Excerpts from a figure dataset:
□ □ □
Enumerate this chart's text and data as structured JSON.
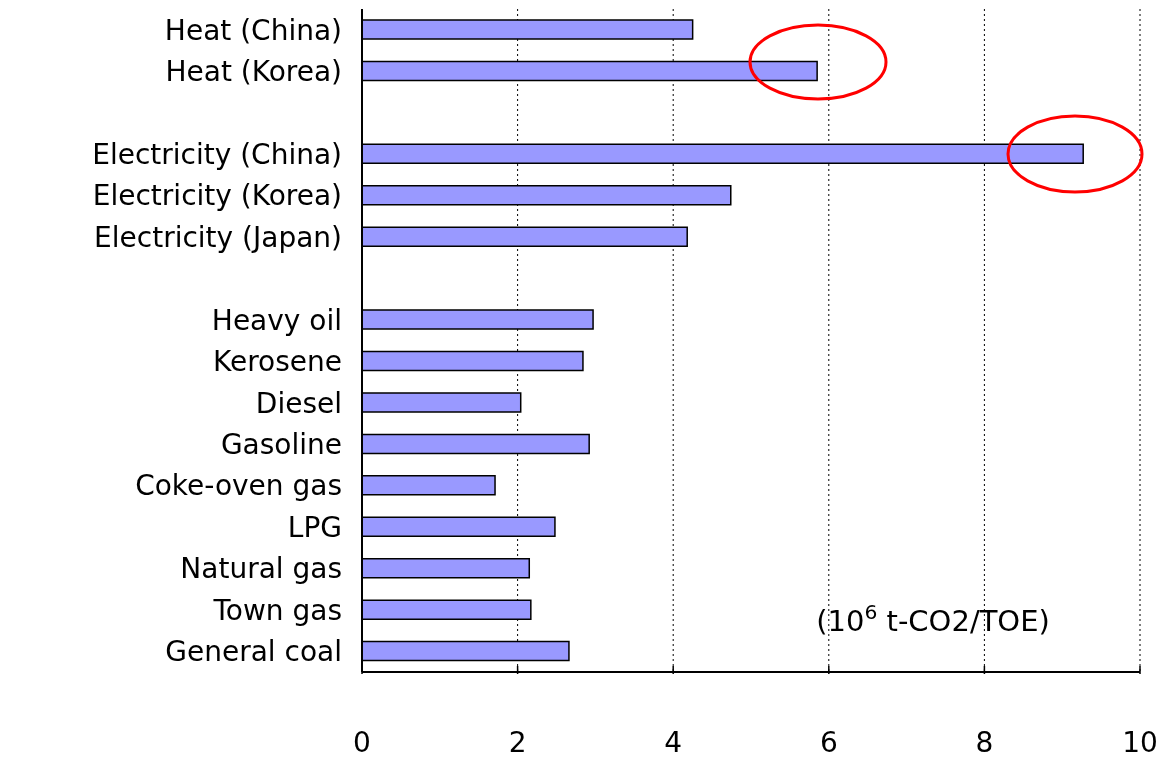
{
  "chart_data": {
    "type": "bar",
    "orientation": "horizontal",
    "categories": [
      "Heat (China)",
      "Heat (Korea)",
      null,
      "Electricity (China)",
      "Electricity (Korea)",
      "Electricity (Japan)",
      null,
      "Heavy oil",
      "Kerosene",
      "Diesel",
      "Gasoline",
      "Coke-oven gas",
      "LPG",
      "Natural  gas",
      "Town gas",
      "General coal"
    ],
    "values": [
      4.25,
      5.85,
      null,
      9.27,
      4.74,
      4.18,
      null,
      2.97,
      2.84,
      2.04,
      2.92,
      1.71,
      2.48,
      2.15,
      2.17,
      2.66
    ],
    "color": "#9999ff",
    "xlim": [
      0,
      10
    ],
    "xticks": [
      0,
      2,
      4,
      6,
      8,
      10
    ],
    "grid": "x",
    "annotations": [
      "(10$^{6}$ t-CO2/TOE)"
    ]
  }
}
□ □ □
● **What needs to be done**:
Every record must be copied exactly, with images dropped from the result.

● **Exercise solution**:
Enumerate this chart's text and data as structured JSON.
{
  "chart_data": {
    "type": "bar",
    "orientation": "horizontal",
    "categories": [
      "Heat (China)",
      "Heat (Korea)",
      null,
      "Electricity (China)",
      "Electricity (Korea)",
      "Electricity (Japan)",
      null,
      "Heavy oil",
      "Kerosene",
      "Diesel",
      "Gasoline",
      "Coke-oven gas",
      "LPG",
      "Natural  gas",
      "Town gas",
      "General coal"
    ],
    "values": [
      4.25,
      5.85,
      null,
      9.27,
      4.74,
      4.18,
      null,
      2.97,
      2.84,
      2.04,
      2.92,
      1.71,
      2.48,
      2.15,
      2.17,
      2.66
    ],
    "color": "#9999ff",
    "xlim": [
      0,
      10
    ],
    "xticks": [
      0,
      2,
      4,
      6,
      8,
      10
    ],
    "grid": "x",
    "annotations": [
      "(10$^{6}$ t-CO2/TOE)"
    ]
  }
}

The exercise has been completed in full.